'''

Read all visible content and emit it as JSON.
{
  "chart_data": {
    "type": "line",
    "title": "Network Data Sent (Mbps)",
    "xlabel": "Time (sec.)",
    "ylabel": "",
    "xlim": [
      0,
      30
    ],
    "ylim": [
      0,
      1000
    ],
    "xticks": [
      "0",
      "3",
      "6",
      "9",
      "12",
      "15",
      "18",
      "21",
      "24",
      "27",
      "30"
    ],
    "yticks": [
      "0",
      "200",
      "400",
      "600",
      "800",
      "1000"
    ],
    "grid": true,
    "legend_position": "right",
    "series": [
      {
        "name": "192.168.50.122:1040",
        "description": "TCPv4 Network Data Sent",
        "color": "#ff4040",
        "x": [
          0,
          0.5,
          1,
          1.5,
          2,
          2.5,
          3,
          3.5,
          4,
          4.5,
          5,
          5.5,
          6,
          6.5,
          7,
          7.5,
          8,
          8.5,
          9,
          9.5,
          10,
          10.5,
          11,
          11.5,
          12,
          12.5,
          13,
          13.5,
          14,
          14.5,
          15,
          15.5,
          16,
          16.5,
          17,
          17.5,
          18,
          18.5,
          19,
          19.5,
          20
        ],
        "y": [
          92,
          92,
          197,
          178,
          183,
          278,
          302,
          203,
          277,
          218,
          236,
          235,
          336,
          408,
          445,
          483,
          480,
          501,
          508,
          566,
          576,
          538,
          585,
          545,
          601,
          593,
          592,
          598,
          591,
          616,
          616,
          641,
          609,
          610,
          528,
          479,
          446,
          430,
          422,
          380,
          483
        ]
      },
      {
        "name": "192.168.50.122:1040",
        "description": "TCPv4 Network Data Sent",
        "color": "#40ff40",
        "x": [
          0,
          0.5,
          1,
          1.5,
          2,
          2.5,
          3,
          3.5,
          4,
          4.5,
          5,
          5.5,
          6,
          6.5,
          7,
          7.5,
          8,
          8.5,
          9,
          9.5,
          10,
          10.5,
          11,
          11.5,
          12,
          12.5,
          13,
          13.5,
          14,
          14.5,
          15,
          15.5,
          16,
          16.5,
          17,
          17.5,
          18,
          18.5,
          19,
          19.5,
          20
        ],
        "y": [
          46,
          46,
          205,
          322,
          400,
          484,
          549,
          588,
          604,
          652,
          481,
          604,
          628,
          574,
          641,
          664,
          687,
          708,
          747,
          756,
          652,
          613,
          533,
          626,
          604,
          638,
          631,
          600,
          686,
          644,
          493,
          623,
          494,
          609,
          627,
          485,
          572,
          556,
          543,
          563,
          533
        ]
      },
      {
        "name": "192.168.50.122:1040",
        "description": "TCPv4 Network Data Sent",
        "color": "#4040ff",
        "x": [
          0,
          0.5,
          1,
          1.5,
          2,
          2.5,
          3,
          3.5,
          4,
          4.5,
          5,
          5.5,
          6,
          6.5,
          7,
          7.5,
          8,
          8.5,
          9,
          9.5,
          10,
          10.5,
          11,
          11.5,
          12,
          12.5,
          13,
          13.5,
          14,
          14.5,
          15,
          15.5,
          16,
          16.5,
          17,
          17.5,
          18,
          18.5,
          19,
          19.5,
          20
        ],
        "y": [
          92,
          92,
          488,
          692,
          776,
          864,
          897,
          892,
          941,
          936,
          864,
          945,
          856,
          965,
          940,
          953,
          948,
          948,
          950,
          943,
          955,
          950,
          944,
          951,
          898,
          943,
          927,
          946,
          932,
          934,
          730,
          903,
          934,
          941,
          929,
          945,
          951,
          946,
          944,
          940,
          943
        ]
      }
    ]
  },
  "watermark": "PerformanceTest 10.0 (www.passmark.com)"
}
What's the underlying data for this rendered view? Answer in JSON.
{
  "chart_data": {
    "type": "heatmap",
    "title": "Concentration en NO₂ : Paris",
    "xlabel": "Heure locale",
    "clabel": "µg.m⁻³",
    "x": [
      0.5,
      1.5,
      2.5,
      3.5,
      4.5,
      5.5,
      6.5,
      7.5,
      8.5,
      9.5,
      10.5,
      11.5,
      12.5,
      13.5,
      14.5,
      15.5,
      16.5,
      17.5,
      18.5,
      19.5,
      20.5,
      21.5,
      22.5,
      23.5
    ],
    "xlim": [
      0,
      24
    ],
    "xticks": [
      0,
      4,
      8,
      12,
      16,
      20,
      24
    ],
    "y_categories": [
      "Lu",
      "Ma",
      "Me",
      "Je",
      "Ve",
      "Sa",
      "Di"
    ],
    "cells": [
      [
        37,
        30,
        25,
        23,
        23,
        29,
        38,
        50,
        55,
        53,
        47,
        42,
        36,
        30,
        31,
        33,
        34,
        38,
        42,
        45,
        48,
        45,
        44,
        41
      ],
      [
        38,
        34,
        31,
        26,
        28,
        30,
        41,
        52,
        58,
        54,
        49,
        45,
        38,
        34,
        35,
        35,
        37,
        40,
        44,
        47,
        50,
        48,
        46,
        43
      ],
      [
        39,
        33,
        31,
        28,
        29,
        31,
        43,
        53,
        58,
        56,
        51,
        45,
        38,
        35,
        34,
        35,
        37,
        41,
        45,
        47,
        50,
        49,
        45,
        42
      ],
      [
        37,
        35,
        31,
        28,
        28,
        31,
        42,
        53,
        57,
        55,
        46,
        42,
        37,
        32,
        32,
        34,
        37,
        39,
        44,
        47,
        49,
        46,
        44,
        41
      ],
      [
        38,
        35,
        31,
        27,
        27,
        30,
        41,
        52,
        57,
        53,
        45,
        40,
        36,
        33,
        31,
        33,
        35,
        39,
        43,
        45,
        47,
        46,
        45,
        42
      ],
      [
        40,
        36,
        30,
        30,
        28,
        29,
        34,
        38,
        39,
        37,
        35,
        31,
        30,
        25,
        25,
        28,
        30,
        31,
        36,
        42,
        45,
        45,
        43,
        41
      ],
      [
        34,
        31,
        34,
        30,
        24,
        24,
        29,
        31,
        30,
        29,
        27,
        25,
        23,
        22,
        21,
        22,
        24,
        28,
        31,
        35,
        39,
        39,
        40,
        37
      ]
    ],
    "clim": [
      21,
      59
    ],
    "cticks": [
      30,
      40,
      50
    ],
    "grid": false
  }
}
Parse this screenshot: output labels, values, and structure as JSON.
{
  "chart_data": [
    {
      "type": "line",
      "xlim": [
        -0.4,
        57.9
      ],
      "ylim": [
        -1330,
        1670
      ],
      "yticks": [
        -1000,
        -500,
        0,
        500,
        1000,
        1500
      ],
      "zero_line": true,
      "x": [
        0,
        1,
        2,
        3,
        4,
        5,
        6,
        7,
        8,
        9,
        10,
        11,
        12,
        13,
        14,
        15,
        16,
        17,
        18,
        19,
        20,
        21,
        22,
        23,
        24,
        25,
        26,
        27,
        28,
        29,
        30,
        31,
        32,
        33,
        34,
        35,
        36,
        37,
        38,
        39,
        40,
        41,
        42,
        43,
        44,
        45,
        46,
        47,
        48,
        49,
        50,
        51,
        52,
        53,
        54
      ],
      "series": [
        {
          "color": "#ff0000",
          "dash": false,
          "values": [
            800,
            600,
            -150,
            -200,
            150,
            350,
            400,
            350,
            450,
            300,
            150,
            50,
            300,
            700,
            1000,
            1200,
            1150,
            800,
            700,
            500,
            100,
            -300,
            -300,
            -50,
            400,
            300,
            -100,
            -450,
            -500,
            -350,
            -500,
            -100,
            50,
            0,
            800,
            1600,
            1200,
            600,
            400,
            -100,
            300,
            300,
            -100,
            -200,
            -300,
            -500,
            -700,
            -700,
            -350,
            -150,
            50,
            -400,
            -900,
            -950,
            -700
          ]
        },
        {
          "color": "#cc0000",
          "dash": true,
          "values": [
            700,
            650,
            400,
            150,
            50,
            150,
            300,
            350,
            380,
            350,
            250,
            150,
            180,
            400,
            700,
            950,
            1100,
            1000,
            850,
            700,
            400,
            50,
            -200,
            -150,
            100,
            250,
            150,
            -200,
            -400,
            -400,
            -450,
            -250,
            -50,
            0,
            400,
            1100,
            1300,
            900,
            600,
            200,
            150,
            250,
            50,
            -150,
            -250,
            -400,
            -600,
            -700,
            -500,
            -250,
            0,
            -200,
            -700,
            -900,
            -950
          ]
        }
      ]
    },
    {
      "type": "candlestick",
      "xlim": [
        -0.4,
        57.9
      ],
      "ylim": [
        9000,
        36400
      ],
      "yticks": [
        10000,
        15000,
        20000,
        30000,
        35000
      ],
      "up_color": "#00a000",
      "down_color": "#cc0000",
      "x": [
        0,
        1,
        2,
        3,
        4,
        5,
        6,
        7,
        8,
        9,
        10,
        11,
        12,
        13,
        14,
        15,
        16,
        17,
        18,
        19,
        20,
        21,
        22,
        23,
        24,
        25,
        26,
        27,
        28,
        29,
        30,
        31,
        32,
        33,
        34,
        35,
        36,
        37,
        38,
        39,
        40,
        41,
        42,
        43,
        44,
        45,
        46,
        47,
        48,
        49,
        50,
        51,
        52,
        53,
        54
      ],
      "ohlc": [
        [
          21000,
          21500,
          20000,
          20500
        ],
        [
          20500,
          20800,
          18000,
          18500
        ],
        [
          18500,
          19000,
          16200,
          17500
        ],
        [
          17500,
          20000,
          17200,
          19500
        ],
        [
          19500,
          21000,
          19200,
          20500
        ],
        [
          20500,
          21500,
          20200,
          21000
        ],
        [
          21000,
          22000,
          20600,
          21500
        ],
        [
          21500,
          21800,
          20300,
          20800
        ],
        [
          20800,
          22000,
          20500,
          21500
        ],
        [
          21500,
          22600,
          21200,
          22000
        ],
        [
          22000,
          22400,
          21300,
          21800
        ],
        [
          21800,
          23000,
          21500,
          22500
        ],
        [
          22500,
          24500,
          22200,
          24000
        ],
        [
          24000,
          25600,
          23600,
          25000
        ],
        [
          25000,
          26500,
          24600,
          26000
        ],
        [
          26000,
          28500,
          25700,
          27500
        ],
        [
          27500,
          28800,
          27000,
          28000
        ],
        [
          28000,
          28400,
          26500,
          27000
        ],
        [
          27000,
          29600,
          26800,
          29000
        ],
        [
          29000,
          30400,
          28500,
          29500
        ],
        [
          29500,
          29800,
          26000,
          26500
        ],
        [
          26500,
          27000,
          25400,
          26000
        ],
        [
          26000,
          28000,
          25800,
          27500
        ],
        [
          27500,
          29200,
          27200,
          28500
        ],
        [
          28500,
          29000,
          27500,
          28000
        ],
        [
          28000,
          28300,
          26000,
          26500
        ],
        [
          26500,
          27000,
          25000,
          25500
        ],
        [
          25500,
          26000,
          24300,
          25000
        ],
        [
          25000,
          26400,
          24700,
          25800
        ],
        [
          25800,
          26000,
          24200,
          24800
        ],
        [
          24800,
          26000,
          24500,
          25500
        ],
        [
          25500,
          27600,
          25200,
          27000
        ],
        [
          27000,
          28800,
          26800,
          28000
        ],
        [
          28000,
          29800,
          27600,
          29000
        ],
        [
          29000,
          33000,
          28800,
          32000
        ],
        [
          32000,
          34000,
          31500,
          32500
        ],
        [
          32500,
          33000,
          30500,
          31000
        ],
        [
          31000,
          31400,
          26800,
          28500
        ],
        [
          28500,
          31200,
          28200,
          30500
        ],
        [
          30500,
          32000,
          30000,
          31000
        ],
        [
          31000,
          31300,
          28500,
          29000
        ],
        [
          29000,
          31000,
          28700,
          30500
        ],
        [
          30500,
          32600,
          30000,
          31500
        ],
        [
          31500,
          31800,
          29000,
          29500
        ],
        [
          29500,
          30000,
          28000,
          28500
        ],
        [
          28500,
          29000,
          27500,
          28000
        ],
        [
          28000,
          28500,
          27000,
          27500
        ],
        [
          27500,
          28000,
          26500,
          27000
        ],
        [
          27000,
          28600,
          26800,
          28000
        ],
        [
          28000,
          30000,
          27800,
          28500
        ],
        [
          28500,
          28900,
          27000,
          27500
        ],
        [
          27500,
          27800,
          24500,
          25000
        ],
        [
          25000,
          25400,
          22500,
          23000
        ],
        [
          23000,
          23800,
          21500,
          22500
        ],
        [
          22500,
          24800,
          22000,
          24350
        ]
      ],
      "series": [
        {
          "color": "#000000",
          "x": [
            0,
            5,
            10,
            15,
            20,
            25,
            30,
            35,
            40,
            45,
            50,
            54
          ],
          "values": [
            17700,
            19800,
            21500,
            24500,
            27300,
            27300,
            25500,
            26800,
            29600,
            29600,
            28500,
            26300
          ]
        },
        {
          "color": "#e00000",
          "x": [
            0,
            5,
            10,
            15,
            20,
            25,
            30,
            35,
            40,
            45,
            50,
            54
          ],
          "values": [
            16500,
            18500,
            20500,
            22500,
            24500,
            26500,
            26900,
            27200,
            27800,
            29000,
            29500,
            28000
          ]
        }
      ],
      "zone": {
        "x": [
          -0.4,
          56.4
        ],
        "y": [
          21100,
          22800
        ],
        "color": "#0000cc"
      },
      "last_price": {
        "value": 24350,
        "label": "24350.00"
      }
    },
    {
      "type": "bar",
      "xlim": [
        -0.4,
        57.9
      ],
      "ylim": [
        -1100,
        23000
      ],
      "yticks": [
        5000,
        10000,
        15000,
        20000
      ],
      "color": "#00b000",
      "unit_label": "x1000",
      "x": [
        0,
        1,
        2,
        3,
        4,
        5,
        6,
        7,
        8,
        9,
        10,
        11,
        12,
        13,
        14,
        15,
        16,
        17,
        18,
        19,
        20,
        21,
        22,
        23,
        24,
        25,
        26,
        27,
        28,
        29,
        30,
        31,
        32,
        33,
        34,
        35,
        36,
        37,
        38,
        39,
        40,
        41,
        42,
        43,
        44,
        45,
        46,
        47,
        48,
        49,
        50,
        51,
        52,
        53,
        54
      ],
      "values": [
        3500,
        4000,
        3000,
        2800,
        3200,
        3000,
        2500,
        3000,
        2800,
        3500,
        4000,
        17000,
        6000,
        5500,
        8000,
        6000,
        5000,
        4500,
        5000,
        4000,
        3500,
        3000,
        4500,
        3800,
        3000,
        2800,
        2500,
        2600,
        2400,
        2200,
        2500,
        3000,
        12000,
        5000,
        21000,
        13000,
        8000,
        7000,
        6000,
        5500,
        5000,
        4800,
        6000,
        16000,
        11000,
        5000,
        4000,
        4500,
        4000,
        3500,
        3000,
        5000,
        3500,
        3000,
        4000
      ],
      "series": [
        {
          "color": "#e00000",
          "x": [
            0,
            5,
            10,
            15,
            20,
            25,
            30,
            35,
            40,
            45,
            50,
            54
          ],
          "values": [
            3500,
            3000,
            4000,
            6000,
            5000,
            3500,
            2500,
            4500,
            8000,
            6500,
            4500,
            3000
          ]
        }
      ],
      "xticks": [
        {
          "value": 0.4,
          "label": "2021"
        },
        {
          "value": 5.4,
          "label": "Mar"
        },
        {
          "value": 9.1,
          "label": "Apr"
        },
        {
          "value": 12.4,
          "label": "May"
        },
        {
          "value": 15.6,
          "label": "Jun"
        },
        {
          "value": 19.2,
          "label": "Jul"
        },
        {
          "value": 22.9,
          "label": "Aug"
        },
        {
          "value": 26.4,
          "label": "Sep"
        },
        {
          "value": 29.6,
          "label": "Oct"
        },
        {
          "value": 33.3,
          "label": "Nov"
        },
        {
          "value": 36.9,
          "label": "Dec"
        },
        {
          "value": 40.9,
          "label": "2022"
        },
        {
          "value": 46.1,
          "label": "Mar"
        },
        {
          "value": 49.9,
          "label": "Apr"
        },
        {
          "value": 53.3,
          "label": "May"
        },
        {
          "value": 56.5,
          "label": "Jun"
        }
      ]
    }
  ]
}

'''

Pull out all lines from the entries above that include the word "this".

What's the underlying data for this rendered view? Answer in JSON.
Parse this screenshot: output labels, values, and structure as JSON.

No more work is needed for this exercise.